■ **WHAT TO DO**
Which lines include the word "houses"? Copy each of them.

══ INPUT FOR THIS TASK

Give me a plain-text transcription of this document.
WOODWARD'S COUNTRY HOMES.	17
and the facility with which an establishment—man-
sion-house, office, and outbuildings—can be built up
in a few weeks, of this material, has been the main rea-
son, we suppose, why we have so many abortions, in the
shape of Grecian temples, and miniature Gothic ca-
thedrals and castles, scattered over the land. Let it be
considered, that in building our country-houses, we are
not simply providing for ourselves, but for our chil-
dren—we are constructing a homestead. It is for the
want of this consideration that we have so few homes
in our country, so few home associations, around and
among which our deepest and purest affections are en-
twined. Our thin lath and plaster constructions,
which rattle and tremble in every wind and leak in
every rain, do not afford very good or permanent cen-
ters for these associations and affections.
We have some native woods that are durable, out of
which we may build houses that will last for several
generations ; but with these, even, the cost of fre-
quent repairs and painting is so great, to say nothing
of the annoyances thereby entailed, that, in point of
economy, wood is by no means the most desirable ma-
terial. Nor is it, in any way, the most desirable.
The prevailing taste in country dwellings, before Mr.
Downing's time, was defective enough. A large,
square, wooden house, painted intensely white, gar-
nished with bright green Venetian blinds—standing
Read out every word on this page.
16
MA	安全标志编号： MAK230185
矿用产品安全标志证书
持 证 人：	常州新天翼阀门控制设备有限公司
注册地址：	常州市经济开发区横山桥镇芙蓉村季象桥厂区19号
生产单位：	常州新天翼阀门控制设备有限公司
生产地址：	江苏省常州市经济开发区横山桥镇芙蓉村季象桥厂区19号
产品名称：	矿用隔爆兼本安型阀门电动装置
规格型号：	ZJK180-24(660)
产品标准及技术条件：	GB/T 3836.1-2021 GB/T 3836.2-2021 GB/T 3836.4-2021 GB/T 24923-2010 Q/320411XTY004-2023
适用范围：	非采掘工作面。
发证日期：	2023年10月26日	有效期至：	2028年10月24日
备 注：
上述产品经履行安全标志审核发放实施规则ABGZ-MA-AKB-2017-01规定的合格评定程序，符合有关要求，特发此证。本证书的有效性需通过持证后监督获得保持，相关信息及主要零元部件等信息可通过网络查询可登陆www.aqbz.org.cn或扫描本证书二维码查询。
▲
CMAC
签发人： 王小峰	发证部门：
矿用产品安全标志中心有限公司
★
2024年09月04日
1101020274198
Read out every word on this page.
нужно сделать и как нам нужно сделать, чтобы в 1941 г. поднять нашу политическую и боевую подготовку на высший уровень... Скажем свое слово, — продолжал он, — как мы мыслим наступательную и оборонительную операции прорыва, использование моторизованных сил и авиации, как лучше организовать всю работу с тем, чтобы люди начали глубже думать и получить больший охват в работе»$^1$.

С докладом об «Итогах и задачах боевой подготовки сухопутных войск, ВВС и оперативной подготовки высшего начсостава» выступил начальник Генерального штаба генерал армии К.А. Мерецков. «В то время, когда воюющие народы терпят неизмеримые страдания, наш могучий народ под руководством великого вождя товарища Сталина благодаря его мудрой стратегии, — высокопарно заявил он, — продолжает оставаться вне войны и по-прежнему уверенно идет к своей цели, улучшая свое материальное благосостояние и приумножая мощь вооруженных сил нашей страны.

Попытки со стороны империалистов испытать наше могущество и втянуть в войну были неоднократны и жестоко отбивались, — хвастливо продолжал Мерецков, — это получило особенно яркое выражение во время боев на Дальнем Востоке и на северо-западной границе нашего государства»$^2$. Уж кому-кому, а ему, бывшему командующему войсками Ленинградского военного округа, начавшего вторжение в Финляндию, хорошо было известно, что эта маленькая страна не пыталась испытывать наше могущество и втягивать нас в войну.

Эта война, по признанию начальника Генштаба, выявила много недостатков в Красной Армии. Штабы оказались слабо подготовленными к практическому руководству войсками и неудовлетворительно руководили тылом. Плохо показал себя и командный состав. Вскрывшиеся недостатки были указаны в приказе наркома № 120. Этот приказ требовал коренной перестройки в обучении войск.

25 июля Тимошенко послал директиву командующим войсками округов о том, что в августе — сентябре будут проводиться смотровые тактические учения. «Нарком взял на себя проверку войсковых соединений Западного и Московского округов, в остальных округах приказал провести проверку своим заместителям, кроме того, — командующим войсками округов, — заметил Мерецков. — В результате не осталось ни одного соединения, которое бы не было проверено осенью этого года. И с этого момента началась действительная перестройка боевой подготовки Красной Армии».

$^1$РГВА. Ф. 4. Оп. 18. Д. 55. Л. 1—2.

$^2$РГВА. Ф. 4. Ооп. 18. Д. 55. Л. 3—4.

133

════

■ **SOLUTION FOR THIS EXERCISE**
considered, that in building our country-houses, we are
which we may build houses that will last for several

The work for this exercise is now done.